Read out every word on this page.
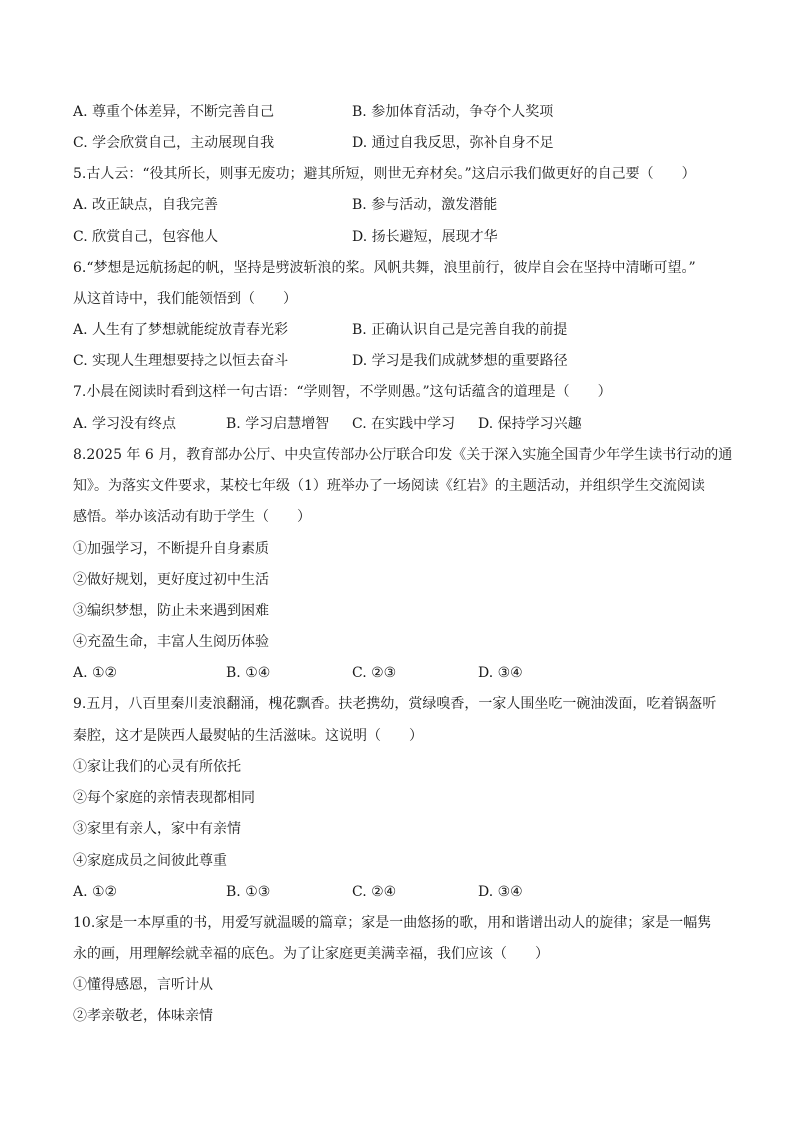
A. 尊重个体差异，不断完善自己	B. 参加体育活动，争夺个人奖项
C. 学会欣赏自己，主动展现自我	D. 通过自我反思，弥补自身不足
5.古人云：“役其所长，则事无废功；避其所短，则世无弃材矣。”这启示我们做更好的自己要（　　）
A. 改正缺点，自我完善	B. 参与活动，激发潜能
C. 欣赏自己，包容他人	D. 扬长避短，展现才华
6.“梦想是远航扬起的帆，坚持是劈波斩浪的桨。风帆共舞，浪里前行，彼岸自会在坚持中清晰可望。”
从这首诗中，我们能领悟到（　　）
A. 人生有了梦想就能绽放青春光彩	B. 正确认识自己是完善自我的前提
C. 实现人生理想要持之以恒去奋斗	D. 学习是我们成就梦想的重要路径
7.小晨在阅读时看到这样一句古语：“学则智，不学则愚。”这句话蕴含的道理是（　　）
A. 学习没有终点	B. 学习启慧增智 C. 在实践中学习 D. 保持学习兴趣
8.2025 年 6 月，教育部办公厅、中央宣传部办公厅联合印发《关于深入实施全国青少年学生读书行动的通
知》。为落实文件要求，某校七年级（1）班举办了一场阅读《红岩》的主题活动，并组织学生交流阅读
感悟。举办该活动有助于学生（　　）
①加强学习，不断提升自身素质
②做好规划，更好度过初中生活
③编织梦想，防止未来遇到困难
④充盈生命，丰富人生阅历体验
A. ①②	B. ①④	C. ②③	D. ③④
9.五月，八百里秦川麦浪翻涌，槐花飘香。扶老携幼，赏绿嗅香，一家人围坐吃一碗油泼面，吃着锅盔听
秦腔，这才是陕西人最熨帖的生活滋味。这说明（　　）
①家让我们的心灵有所依托
②每个家庭的亲情表现都相同
③家里有亲人，家中有亲情
④家庭成员之间彼此尊重
A. ①②	B. ①③	C. ②④	D. ③④
10.家是一本厚重的书，用爱写就温暖的篇章；家是一曲悠扬的歌，用和谐谱出动人的旋律；家是一幅隽
永的画，用理解绘就幸福的底色。为了让家庭更美满幸福，我们应该（　　）
①懂得感恩，言听计从
②孝亲敬老，体味亲情
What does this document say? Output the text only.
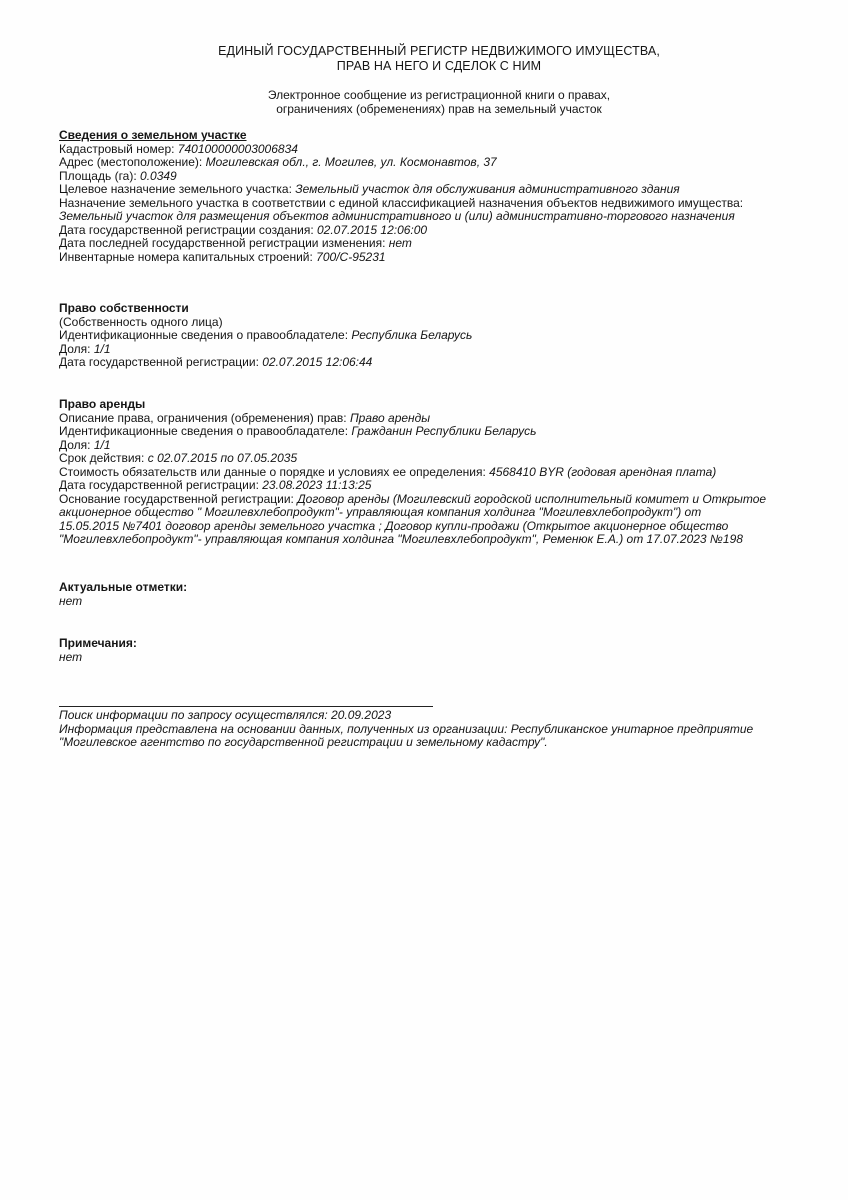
ЕДИНЫЙ ГОСУДАРСТВЕННЫЙ РЕГИСТР НЕДВИЖИМОГО ИМУЩЕСТВА,
ПРАВ НА НЕГО И СДЕЛОК С НИМ
Электронное сообщение из регистрационной книги о правах,
ограничениях (обременениях) прав на земельный участок
Сведения о земельном участке
Кадастровый номер: 740100000003006834
Адрес (местоположение): Могилевская обл., г. Могилев, ул. Космонавтов, 37
Площадь (га): 0.0349
Целевое назначение земельного участка: Земельный участок для обслуживания административного здания
Назначение земельного участка в соответствии с единой классификацией назначения объектов недвижимого имущества:
Земельный участок для размещения объектов административного и (или) административно-торгового назначения
Дата государственной регистрации создания: 02.07.2015 12:06:00
Дата последней государственной регистрации изменения: нет
Инвентарные номера капитальных строений: 700/С-95231
Право собственности
(Собственность одного лица)
Идентификационные сведения о правообладателе: Республика Беларусь
Доля: 1/1
Дата государственной регистрации: 02.07.2015 12:06:44
Право аренды
Описание права, ограничения (обременения) прав: Право аренды
Идентификационные сведения о правообладателе: Гражданин Республики Беларусь
Доля: 1/1
Срок действия: с 02.07.2015 по 07.05.2035
Стоимость обязательств или данные о порядке и условиях ее определения: 4568410 BYR (годовая арендная плата)
Дата государственной регистрации: 23.08.2023 11:13:25
Основание государственной регистрации: Договор аренды (Могилевский городской исполнительный комитет и Открытое
акционерное общество " Могилевхлебопродукт"- управляющая компания холдинга "Могилевхлебопродукт") от
15.05.2015 №7401 договор аренды земельного участка ; Договор купли-продажи (Открытое акционерное общество
"Могилевхлебопродукт"- управляющая компания холдинга "Могилевхлебопродукт", Ременюк Е.А.) от 17.07.2023 №198
Актуальные отметки:
нет
Примечания:
нет
Поиск информации по запросу осуществлялся: 20.09.2023
Информация представлена на основании данных, полученных из организации: Республиканское унитарное предприятие
"Могилевское агентство по государственной регистрации и земельному кадастру".
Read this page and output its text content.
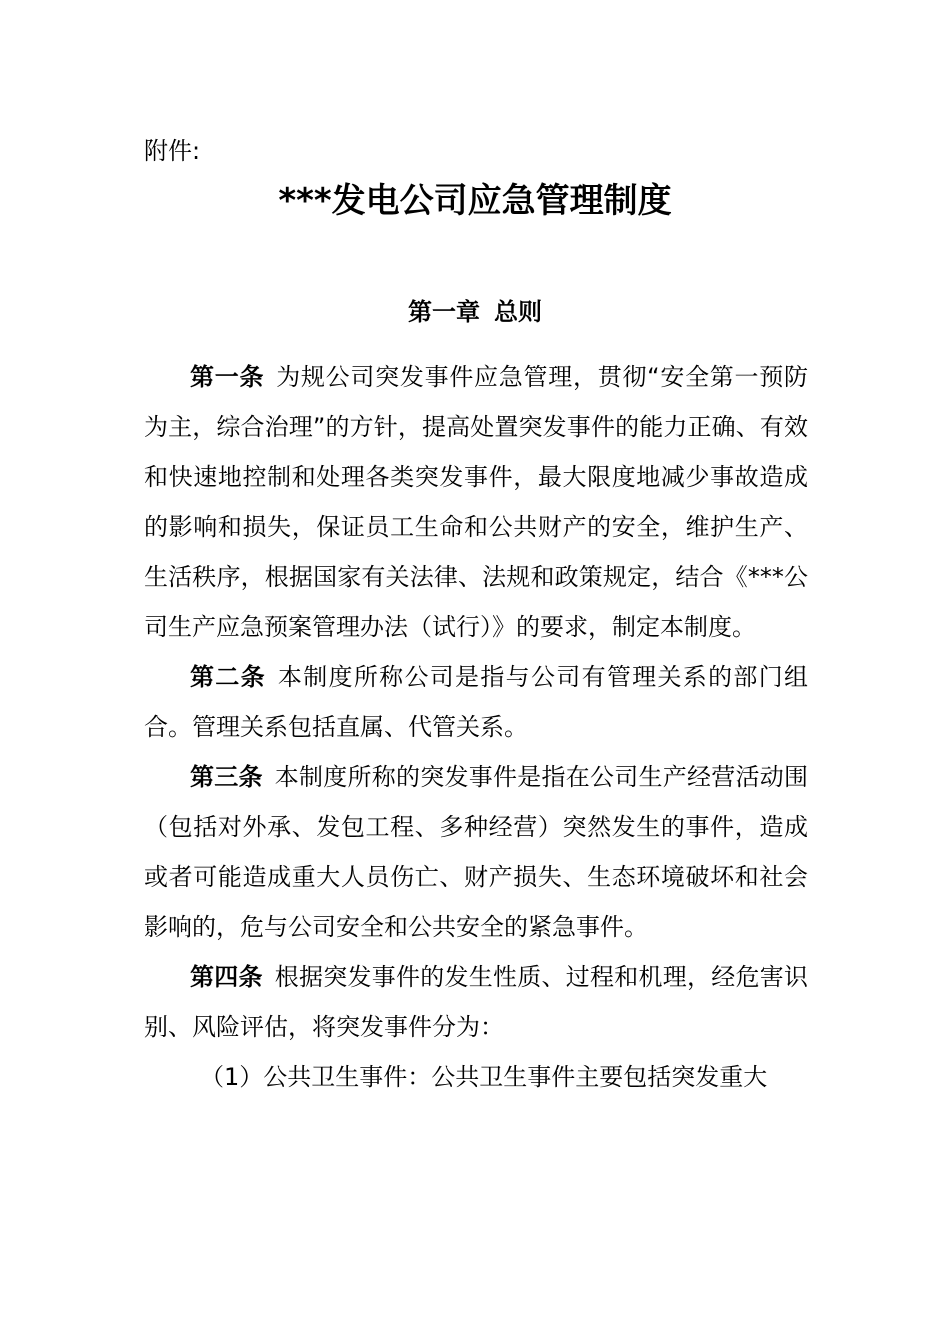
附件:

***发电公司应急管理制度
第一章 总则

第一条 为规公司突发事件应急管理，贯彻“安全第一预防为主，综合治理”的方针，提高处置突发事件的能力正确、有效和快速地控制和处理各类突发事件，最大限度地减少事故造成的影响和损失，保证员工生命和公共财产的安全，维护生产、生活秩序，根据国家有关法律、法规和政策规定，结合《***公司生产应急预案管理办法（试行）》的要求，制定本制度。

第二条 本制度所称公司是指与公司有管理关系的部门组合。管理关系包括直属、代管关系。

第三条 本制度所称的突发事件是指在公司生产经营活动围（包括对外承、发包工程、多种经营）突然发生的事件，造成或者可能造成重大人员伤亡、财产损失、生态环境破坏和社会影响的，危与公司安全和公共安全的紧急事件。

第四条 根据突发事件的发生性质、过程和机理，经危害识别、风险评估，将突发事件分为：

（1）公共卫生事件：公共卫生事件主要包括突发重大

= = = = =

§ WHAT TO PRODUCE: Retype the data above exactly; pictures are not part of the copy.

§ RESPONSE TO THIS EXERCISE:
Read out every word on this page.
A. 尊重个体差异，不断完善自己	B. 参加体育活动，争夺个人奖项
C. 学会欣赏自己，主动展现自我	D. 通过自我反思，弥补自身不足
5.古人云：“役其所长，则事无废功；避其所短，则世无弃材矣。”这启示我们做更好的自己要（　　）
A. 改正缺点，自我完善	B. 参与活动，激发潜能
C. 欣赏自己，包容他人	D. 扬长避短，展现才华
6.“梦想是远航扬起的帆，坚持是劈波斩浪的桨。风帆共舞，浪里前行，彼岸自会在坚持中清晰可望。”
从这首诗中，我们能领悟到（　　）
A. 人生有了梦想就能绽放青春光彩	B. 正确认识自己是完善自我的前提
C. 实现人生理想要持之以恒去奋斗	D. 学习是我们成就梦想的重要路径
7.小晨在阅读时看到这样一句古语：“学则智，不学则愚。”这句话蕴含的道理是（　　）
A. 学习没有终点	B. 学习启慧增智 C. 在实践中学习 D. 保持学习兴趣
8.2025 年 6 月，教育部办公厅、中央宣传部办公厅联合印发《关于深入实施全国青少年学生读书行动的通
知》。为落实文件要求，某校七年级（1）班举办了一场阅读《红岩》的主题活动，并组织学生交流阅读
感悟。举办该活动有助于学生（　　）
①加强学习，不断提升自身素质
②做好规划，更好度过初中生活
③编织梦想，防止未来遇到困难
④充盈生命，丰富人生阅历体验
A. ①②	B. ①④	C. ②③	D. ③④
9.五月，八百里秦川麦浪翻涌，槐花飘香。扶老携幼，赏绿嗅香，一家人围坐吃一碗油泼面，吃着锅盔听
秦腔，这才是陕西人最熨帖的生活滋味。这说明（　　）
①家让我们的心灵有所依托
②每个家庭的亲情表现都相同
③家里有亲人，家中有亲情
④家庭成员之间彼此尊重
A. ①②	B. ①③	C. ②④	D. ③④
10.家是一本厚重的书，用爱写就温暖的篇章；家是一曲悠扬的歌，用和谐谱出动人的旋律；家是一幅隽
永的画，用理解绘就幸福的底色。为了让家庭更美满幸福，我们应该（　　）
①懂得感恩，言听计从
②孝亲敬老，体味亲情
What does this document say? Output the text only.
ЕДИНЫЙ ГОСУДАРСТВЕННЫЙ РЕГИСТР НЕДВИЖИМОГО ИМУЩЕСТВА,
ПРАВ НА НЕГО И СДЕЛОК С НИМ
Электронное сообщение из регистрационной книги о правах,
ограничениях (обременениях) прав на земельный участок
Сведения о земельном участке
Кадастровый номер: 740100000003006834
Адрес (местоположение): Могилевская обл., г. Могилев, ул. Космонавтов, 37
Площадь (га): 0.0349
Целевое назначение земельного участка: Земельный участок для обслуживания административного здания
Назначение земельного участка в соответствии с единой классификацией назначения объектов недвижимого имущества:
Земельный участок для размещения объектов административного и (или) административно-торгового назначения
Дата государственной регистрации создания: 02.07.2015 12:06:00
Дата последней государственной регистрации изменения: нет
Инвентарные номера капитальных строений: 700/С-95231
Право собственности
(Собственность одного лица)
Идентификационные сведения о правообладателе: Республика Беларусь
Доля: 1/1
Дата государственной регистрации: 02.07.2015 12:06:44
Право аренды
Описание права, ограничения (обременения) прав: Право аренды
Идентификационные сведения о правообладателе: Гражданин Республики Беларусь
Доля: 1/1
Срок действия: с 02.07.2015 по 07.05.2035
Стоимость обязательств или данные о порядке и условиях ее определения: 4568410 BYR (годовая арендная плата)
Дата государственной регистрации: 23.08.2023 11:13:25
Основание государственной регистрации: Договор аренды (Могилевский городской исполнительный комитет и Открытое
акционерное общество " Могилевхлебопродукт"- управляющая компания холдинга "Могилевхлебопродукт") от
15.05.2015 №7401 договор аренды земельного участка ; Договор купли-продажи (Открытое акционерное общество
"Могилевхлебопродукт"- управляющая компания холдинга "Могилевхлебопродукт", Ременюк Е.А.) от 17.07.2023 №198
Актуальные отметки:
нет
Примечания:
нет
Поиск информации по запросу осуществлялся: 20.09.2023
Информация представлена на основании данных, полученных из организации: Республиканское унитарное предприятие
"Могилевское агентство по государственной регистрации и земельному кадастру".
Read this page and output its text content.
附件:

***发电公司应急管理制度
第一章 总则

第一条 为规公司突发事件应急管理，贯彻“安全第一预防为主，综合治理”的方针，提高处置突发事件的能力正确、有效和快速地控制和处理各类突发事件，最大限度地减少事故造成的影响和损失，保证员工生命和公共财产的安全，维护生产、生活秩序，根据国家有关法律、法规和政策规定，结合《***公司生产应急预案管理办法（试行）》的要求，制定本制度。

第二条 本制度所称公司是指与公司有管理关系的部门组合。管理关系包括直属、代管关系。

第三条 本制度所称的突发事件是指在公司生产经营活动围（包括对外承、发包工程、多种经营）突然发生的事件，造成或者可能造成重大人员伤亡、财产损失、生态环境破坏和社会影响的，危与公司安全和公共安全的紧急事件。

第四条 根据突发事件的发生性质、过程和机理，经危害识别、风险评估，将突发事件分为：

（1）公共卫生事件：公共卫生事件主要包括突发重大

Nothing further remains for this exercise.